— start —

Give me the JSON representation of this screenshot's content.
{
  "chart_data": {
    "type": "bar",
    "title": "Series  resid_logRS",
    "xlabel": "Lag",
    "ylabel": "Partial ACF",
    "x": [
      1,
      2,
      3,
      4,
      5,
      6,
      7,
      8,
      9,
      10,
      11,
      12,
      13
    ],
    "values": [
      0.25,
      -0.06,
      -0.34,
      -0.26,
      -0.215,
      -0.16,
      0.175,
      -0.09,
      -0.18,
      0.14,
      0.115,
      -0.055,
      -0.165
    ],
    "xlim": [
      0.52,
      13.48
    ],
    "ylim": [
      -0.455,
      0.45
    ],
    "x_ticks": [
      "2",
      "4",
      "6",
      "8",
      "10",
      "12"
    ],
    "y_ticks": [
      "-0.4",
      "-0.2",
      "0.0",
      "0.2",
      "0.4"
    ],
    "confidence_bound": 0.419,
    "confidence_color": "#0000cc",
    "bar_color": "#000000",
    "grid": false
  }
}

— end —

_Problem to work on_
Quote every line of the data, word for word.

_Response to the task_
Give me the JSON representation of this screenshot's content.
{
  "chart_data": {
    "type": "bar",
    "title": "Series  resid_logRS",
    "xlabel": "Lag",
    "ylabel": "Partial ACF",
    "x": [
      1,
      2,
      3,
      4,
      5,
      6,
      7,
      8,
      9,
      10,
      11,
      12,
      13
    ],
    "values": [
      0.25,
      -0.06,
      -0.34,
      -0.26,
      -0.215,
      -0.16,
      0.175,
      -0.09,
      -0.18,
      0.14,
      0.115,
      -0.055,
      -0.165
    ],
    "xlim": [
      0.52,
      13.48
    ],
    "ylim": [
      -0.455,
      0.45
    ],
    "x_ticks": [
      "2",
      "4",
      "6",
      "8",
      "10",
      "12"
    ],
    "y_ticks": [
      "-0.4",
      "-0.2",
      "0.0",
      "0.2",
      "0.4"
    ],
    "confidence_bound": 0.419,
    "confidence_color": "#0000cc",
    "bar_color": "#000000",
    "grid": false
  }
}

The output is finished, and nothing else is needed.